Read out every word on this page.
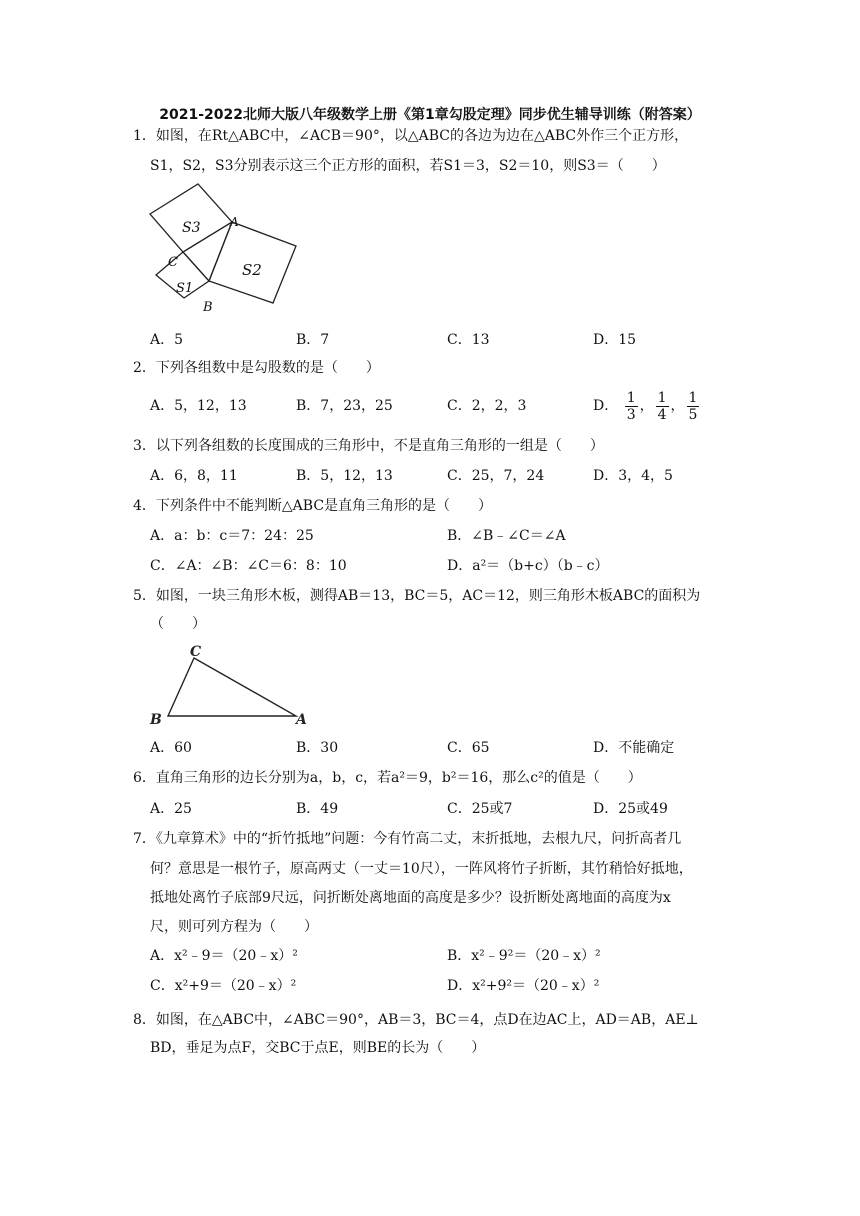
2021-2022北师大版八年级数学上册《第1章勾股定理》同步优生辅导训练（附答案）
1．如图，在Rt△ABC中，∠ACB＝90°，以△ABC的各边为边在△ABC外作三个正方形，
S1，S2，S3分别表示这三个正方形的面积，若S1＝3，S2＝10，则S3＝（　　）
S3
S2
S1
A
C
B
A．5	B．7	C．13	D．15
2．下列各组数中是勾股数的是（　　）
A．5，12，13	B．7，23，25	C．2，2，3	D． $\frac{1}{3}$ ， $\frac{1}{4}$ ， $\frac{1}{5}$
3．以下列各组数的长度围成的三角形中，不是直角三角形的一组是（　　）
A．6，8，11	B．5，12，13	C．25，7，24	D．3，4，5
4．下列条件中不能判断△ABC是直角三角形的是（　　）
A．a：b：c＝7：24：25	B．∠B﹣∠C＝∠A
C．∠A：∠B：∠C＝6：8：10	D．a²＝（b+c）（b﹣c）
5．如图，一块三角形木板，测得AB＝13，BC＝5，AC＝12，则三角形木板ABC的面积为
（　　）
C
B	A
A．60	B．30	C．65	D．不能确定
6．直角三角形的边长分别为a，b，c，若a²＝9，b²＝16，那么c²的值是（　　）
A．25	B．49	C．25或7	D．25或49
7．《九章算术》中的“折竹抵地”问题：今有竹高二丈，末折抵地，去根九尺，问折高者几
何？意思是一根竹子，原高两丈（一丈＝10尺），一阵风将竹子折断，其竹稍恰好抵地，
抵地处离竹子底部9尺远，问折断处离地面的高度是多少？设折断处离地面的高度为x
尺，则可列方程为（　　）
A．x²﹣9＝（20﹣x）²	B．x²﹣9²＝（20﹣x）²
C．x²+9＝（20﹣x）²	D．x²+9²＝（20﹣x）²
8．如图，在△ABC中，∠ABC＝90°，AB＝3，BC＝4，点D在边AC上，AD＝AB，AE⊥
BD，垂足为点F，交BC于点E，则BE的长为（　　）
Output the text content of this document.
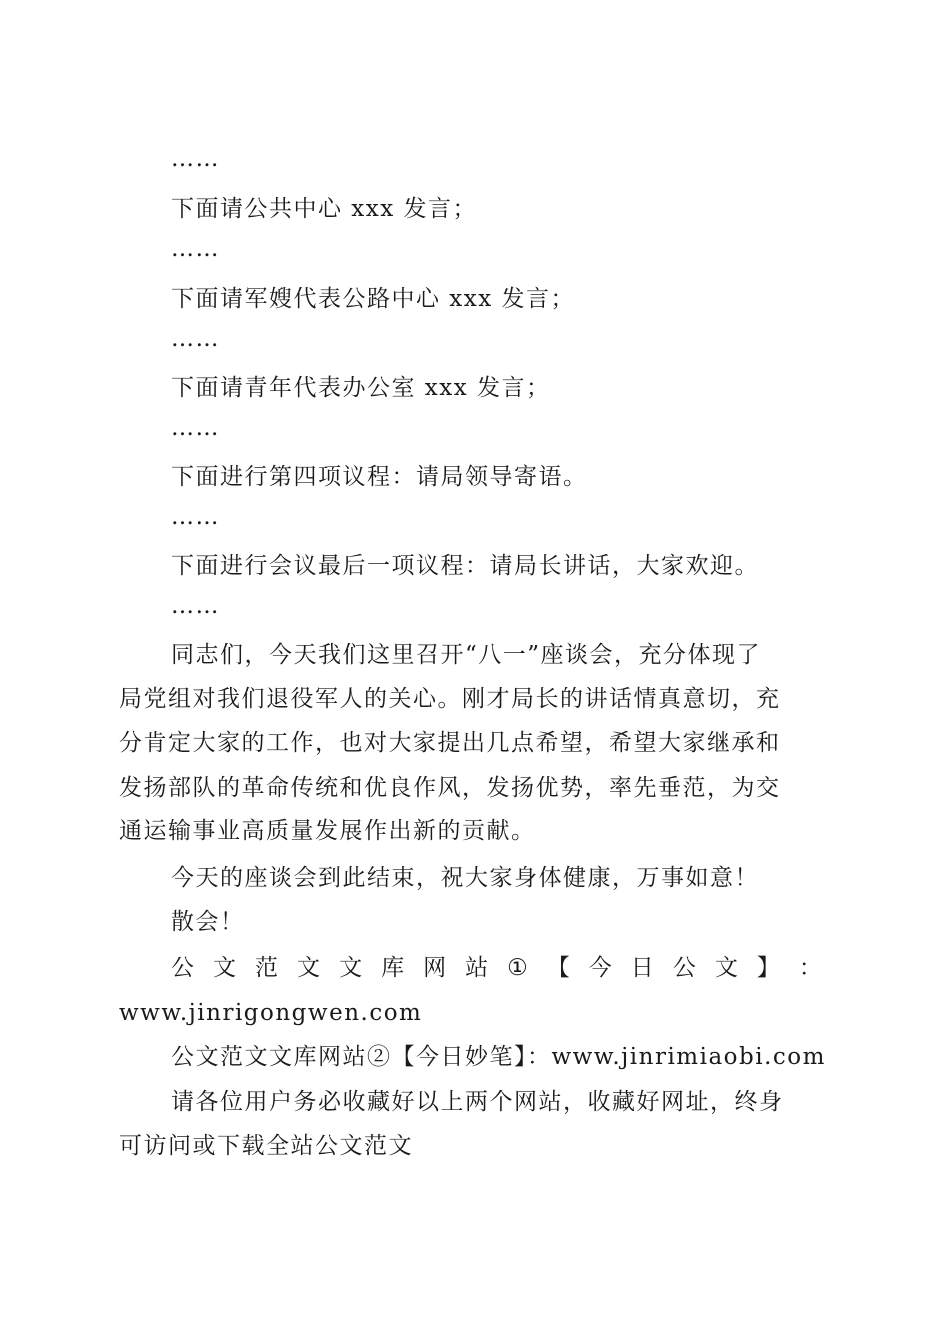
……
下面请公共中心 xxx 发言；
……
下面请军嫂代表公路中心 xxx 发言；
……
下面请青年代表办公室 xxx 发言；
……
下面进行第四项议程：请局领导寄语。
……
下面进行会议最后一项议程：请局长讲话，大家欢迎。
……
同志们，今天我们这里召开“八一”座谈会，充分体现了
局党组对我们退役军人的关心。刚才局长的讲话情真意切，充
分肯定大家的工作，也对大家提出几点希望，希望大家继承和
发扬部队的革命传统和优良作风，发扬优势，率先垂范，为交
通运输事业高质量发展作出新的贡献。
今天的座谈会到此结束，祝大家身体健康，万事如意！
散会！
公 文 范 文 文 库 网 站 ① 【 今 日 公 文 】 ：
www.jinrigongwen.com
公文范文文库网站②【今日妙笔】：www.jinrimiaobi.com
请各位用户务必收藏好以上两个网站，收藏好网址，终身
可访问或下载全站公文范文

....

- What you should do
Leaving out the pictures, repeat the data above exactly.

- Solved exercise
Read out every word on this page.
2021-2022北师大版八年级数学上册《第1章勾股定理》同步优生辅导训练（附答案）
1．如图，在Rt△ABC中，∠ACB＝90°，以△ABC的各边为边在△ABC外作三个正方形，
S1，S2，S3分别表示这三个正方形的面积，若S1＝3，S2＝10，则S3＝（　　）
S3
S2
S1
A
C
B
A．5	B．7	C．13	D．15
2．下列各组数中是勾股数的是（　　）
A．5，12，13	B．7，23，25	C．2，2，3	D． $\frac{1}{3}$ ， $\frac{1}{4}$ ， $\frac{1}{5}$
3．以下列各组数的长度围成的三角形中，不是直角三角形的一组是（　　）
A．6，8，11	B．5，12，13	C．25，7，24	D．3，4，5
4．下列条件中不能判断△ABC是直角三角形的是（　　）
A．a：b：c＝7：24：25	B．∠B﹣∠C＝∠A
C．∠A：∠B：∠C＝6：8：10	D．a²＝（b+c）（b﹣c）
5．如图，一块三角形木板，测得AB＝13，BC＝5，AC＝12，则三角形木板ABC的面积为
（　　）
C
B	A
A．60	B．30	C．65	D．不能确定
6．直角三角形的边长分别为a，b，c，若a²＝9，b²＝16，那么c²的值是（　　）
A．25	B．49	C．25或7	D．25或49
7．《九章算术》中的“折竹抵地”问题：今有竹高二丈，末折抵地，去根九尺，问折高者几
何？意思是一根竹子，原高两丈（一丈＝10尺），一阵风将竹子折断，其竹稍恰好抵地，
抵地处离竹子底部9尺远，问折断处离地面的高度是多少？设折断处离地面的高度为x
尺，则可列方程为（　　）
A．x²﹣9＝（20﹣x）²	B．x²﹣9²＝（20﹣x）²
C．x²+9＝（20﹣x）²	D．x²+9²＝（20﹣x）²
8．如图，在△ABC中，∠ABC＝90°，AB＝3，BC＝4，点D在边AC上，AD＝AB，AE⊥
BD，垂足为点F，交BC于点E，则BE的长为（　　）
Output the text content of this document.
……
下面请公共中心 xxx 发言；
……
下面请军嫂代表公路中心 xxx 发言；
……
下面请青年代表办公室 xxx 发言；
……
下面进行第四项议程：请局领导寄语。
……
下面进行会议最后一项议程：请局长讲话，大家欢迎。
……
同志们，今天我们这里召开“八一”座谈会，充分体现了
局党组对我们退役军人的关心。刚才局长的讲话情真意切，充
分肯定大家的工作，也对大家提出几点希望，希望大家继承和
发扬部队的革命传统和优良作风，发扬优势，率先垂范，为交
通运输事业高质量发展作出新的贡献。
今天的座谈会到此结束，祝大家身体健康，万事如意！
散会！
公 文 范 文 文 库 网 站 ① 【 今 日 公 文 】 ：
www.jinrigongwen.com
公文范文文库网站②【今日妙笔】：www.jinrimiaobi.com
请各位用户务必收藏好以上两个网站，收藏好网址，终身
可访问或下载全站公文范文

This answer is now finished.